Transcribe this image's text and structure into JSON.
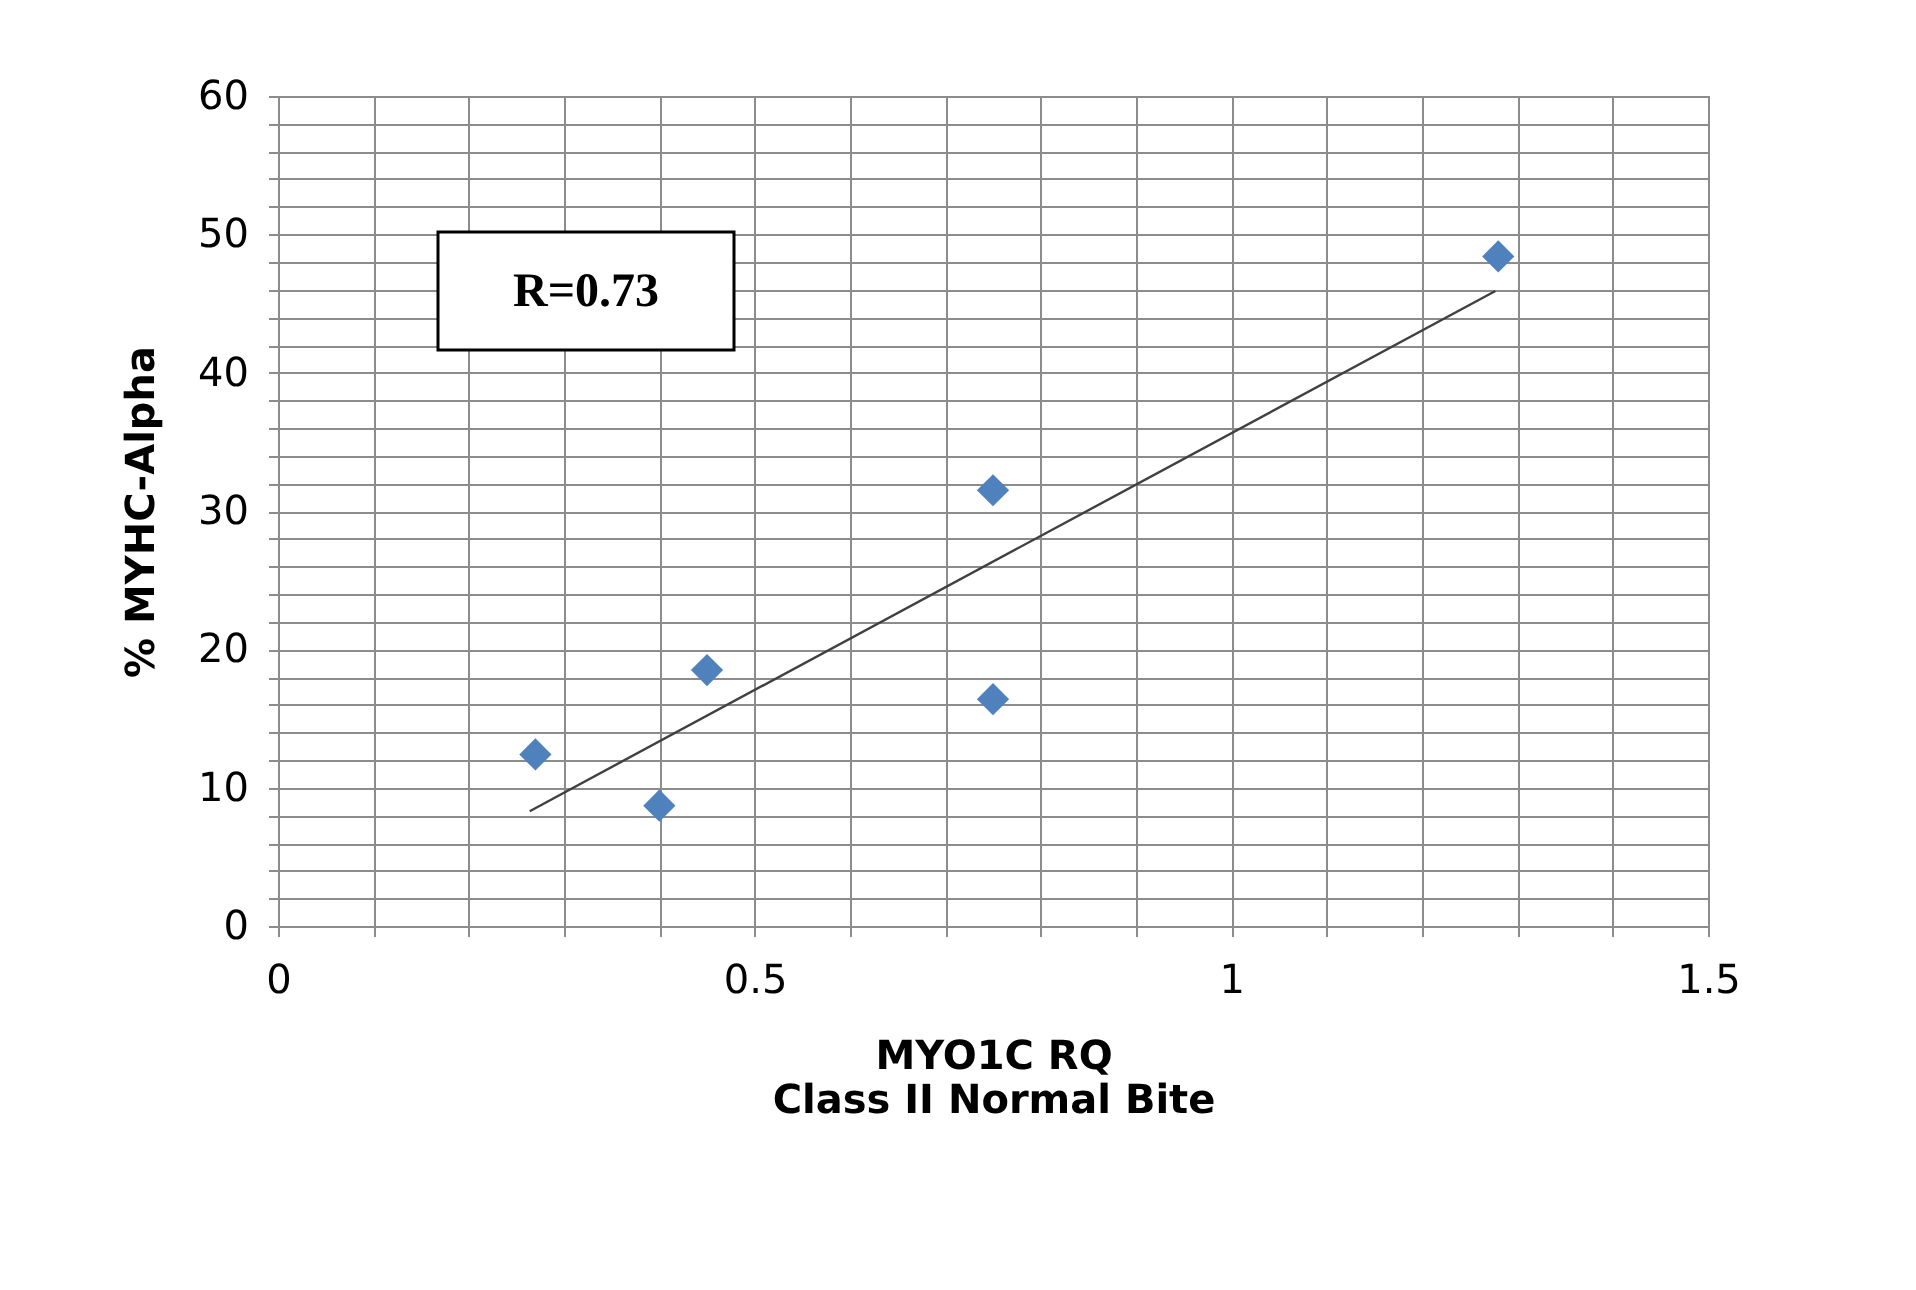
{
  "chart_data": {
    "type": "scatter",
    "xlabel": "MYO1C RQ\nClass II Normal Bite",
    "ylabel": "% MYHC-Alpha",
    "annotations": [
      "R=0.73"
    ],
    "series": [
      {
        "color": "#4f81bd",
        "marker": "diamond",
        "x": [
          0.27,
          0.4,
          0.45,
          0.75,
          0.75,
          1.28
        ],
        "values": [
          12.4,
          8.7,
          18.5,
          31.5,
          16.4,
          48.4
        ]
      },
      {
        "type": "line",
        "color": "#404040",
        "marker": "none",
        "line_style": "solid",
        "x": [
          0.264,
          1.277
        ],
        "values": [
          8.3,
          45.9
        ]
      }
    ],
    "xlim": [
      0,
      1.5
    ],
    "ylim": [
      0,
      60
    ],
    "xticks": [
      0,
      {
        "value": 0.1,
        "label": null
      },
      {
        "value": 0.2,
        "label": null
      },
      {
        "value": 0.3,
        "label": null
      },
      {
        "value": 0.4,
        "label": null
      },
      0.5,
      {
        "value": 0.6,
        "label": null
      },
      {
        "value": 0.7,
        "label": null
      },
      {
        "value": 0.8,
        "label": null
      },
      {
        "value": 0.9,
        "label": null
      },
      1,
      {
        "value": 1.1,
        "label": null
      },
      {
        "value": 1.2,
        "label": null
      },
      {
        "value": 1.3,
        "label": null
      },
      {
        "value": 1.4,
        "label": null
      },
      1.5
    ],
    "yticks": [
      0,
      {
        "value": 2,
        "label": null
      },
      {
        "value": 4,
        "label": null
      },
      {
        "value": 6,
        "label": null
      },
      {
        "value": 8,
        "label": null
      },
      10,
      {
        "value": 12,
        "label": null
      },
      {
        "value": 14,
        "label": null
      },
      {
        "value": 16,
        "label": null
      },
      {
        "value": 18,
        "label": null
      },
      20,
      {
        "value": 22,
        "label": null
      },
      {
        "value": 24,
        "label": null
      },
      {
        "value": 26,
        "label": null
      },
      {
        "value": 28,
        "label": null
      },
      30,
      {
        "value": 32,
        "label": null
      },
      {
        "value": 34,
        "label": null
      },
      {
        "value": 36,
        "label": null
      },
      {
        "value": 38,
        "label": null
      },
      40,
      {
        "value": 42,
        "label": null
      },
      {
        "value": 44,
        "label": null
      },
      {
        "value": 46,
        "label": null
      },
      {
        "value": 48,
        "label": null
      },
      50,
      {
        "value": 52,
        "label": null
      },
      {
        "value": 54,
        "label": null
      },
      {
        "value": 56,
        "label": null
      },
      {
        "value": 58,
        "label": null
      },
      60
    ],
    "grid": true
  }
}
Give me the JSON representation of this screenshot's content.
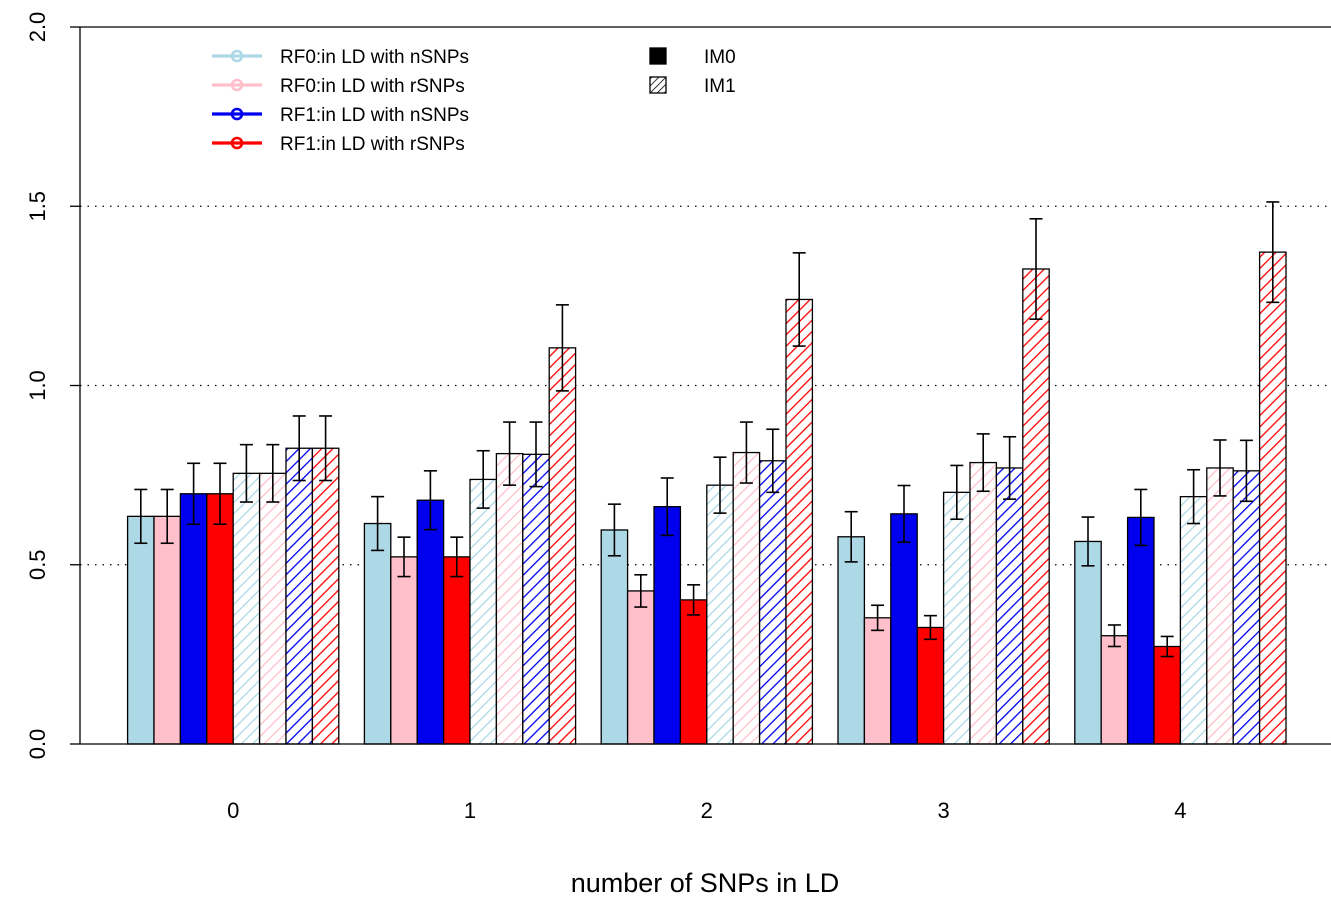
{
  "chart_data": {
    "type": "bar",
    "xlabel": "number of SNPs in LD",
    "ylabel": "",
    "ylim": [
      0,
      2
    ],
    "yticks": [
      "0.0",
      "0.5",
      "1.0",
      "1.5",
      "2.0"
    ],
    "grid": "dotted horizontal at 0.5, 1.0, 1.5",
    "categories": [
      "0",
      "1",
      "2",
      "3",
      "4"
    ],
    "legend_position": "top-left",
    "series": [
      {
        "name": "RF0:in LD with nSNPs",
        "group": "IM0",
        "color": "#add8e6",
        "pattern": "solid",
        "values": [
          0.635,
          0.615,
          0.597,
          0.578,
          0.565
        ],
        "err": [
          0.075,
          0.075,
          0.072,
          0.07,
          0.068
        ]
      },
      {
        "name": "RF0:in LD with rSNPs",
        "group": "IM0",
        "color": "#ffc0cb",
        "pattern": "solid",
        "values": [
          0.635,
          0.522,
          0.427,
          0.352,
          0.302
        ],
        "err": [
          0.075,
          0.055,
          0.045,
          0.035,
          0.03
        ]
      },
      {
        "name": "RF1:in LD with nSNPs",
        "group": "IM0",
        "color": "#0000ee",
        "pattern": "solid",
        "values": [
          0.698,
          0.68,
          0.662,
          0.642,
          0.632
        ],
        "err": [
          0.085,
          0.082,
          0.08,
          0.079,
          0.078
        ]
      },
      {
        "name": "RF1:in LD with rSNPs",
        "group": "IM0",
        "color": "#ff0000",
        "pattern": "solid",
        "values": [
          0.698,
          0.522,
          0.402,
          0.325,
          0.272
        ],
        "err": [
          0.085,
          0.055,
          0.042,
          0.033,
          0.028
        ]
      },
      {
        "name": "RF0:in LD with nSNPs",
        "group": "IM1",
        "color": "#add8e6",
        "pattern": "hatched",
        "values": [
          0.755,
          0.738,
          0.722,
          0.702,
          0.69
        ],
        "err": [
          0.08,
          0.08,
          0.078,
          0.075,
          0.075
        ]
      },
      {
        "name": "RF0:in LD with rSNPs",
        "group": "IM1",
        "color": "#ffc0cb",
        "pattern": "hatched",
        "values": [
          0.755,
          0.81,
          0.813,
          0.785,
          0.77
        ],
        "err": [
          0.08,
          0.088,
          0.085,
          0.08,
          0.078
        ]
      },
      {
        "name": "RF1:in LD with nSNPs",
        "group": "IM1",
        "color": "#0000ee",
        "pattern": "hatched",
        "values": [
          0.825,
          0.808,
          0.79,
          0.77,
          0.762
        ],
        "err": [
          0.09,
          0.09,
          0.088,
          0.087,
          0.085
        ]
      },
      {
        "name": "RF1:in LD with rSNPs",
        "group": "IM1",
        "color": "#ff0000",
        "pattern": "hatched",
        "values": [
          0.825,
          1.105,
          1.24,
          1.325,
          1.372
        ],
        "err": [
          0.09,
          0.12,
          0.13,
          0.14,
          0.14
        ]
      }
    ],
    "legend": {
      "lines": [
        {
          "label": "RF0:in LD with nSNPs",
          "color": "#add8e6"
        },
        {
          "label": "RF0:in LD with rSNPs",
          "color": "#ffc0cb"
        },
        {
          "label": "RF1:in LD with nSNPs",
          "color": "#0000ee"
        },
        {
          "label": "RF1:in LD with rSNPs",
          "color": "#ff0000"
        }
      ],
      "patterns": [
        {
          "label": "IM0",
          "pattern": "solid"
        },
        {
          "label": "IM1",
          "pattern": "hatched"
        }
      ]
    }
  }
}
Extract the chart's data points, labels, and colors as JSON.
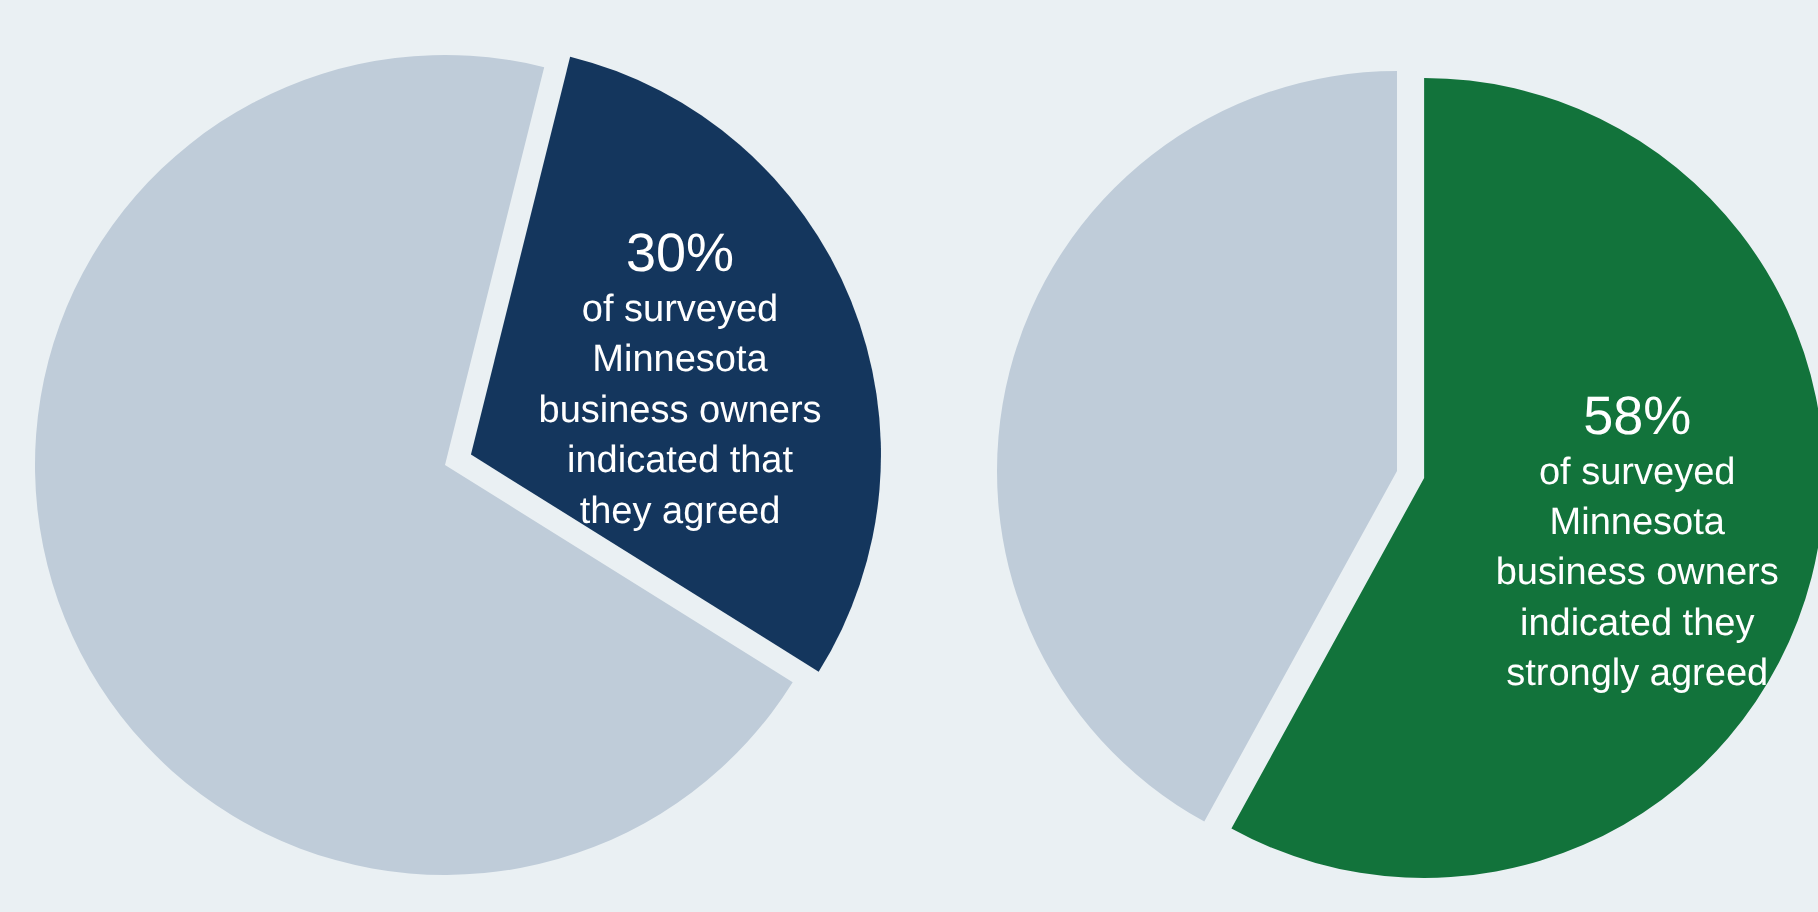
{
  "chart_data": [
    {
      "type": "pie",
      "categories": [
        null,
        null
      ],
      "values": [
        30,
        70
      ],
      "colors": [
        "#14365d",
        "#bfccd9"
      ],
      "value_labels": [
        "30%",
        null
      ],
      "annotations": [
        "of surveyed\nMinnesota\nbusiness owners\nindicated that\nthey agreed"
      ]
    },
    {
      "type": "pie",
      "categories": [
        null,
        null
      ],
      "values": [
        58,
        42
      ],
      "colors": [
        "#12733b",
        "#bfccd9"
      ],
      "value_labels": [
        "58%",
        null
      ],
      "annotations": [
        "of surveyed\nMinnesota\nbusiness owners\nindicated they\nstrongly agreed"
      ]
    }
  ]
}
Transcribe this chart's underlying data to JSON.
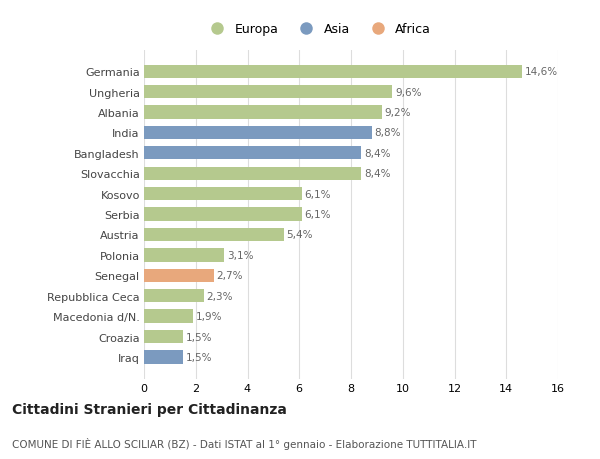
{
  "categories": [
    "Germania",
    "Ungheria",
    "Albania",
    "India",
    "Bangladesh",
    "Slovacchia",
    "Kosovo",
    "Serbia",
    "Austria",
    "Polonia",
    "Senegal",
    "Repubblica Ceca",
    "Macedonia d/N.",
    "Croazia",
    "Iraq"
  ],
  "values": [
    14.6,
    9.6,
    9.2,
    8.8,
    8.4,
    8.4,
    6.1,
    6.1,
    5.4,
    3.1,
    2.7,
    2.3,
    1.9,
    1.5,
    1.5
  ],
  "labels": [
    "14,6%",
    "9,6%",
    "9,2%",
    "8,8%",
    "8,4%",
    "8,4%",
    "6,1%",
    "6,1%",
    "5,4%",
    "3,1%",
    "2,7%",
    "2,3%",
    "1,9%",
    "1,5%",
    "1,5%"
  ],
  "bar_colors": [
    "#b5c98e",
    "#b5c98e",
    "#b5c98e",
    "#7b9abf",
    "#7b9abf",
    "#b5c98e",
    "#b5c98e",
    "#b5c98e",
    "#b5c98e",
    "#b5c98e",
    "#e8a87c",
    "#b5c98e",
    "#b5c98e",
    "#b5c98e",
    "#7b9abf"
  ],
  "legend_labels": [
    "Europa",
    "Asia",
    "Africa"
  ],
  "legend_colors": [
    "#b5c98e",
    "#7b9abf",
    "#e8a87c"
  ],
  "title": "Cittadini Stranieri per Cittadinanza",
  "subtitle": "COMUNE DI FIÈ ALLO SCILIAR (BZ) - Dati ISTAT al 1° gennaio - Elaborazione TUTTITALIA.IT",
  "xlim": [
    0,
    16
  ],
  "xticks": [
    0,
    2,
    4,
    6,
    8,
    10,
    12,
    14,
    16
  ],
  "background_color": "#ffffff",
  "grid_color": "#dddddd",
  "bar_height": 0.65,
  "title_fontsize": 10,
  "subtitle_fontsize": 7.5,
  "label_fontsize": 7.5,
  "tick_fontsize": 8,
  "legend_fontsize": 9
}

Exercise: Extract, verbatim and alone, the lines from the line that contains "Transcribe this chart's" to the last line of the records, inclusive; drop any picture.

Solution to the exercise:
Transcribe this chart's underlying data to JSON.
{
  "categories": [
    "Germania",
    "Ungheria",
    "Albania",
    "India",
    "Bangladesh",
    "Slovacchia",
    "Kosovo",
    "Serbia",
    "Austria",
    "Polonia",
    "Senegal",
    "Repubblica Ceca",
    "Macedonia d/N.",
    "Croazia",
    "Iraq"
  ],
  "values": [
    14.6,
    9.6,
    9.2,
    8.8,
    8.4,
    8.4,
    6.1,
    6.1,
    5.4,
    3.1,
    2.7,
    2.3,
    1.9,
    1.5,
    1.5
  ],
  "labels": [
    "14,6%",
    "9,6%",
    "9,2%",
    "8,8%",
    "8,4%",
    "8,4%",
    "6,1%",
    "6,1%",
    "5,4%",
    "3,1%",
    "2,7%",
    "2,3%",
    "1,9%",
    "1,5%",
    "1,5%"
  ],
  "bar_colors": [
    "#b5c98e",
    "#b5c98e",
    "#b5c98e",
    "#7b9abf",
    "#7b9abf",
    "#b5c98e",
    "#b5c98e",
    "#b5c98e",
    "#b5c98e",
    "#b5c98e",
    "#e8a87c",
    "#b5c98e",
    "#b5c98e",
    "#b5c98e",
    "#7b9abf"
  ],
  "legend_labels": [
    "Europa",
    "Asia",
    "Africa"
  ],
  "legend_colors": [
    "#b5c98e",
    "#7b9abf",
    "#e8a87c"
  ],
  "title": "Cittadini Stranieri per Cittadinanza",
  "subtitle": "COMUNE DI FIÈ ALLO SCILIAR (BZ) - Dati ISTAT al 1° gennaio - Elaborazione TUTTITALIA.IT",
  "xlim": [
    0,
    16
  ],
  "xticks": [
    0,
    2,
    4,
    6,
    8,
    10,
    12,
    14,
    16
  ],
  "background_color": "#ffffff",
  "grid_color": "#dddddd",
  "bar_height": 0.65,
  "title_fontsize": 10,
  "subtitle_fontsize": 7.5,
  "label_fontsize": 7.5,
  "tick_fontsize": 8,
  "legend_fontsize": 9
}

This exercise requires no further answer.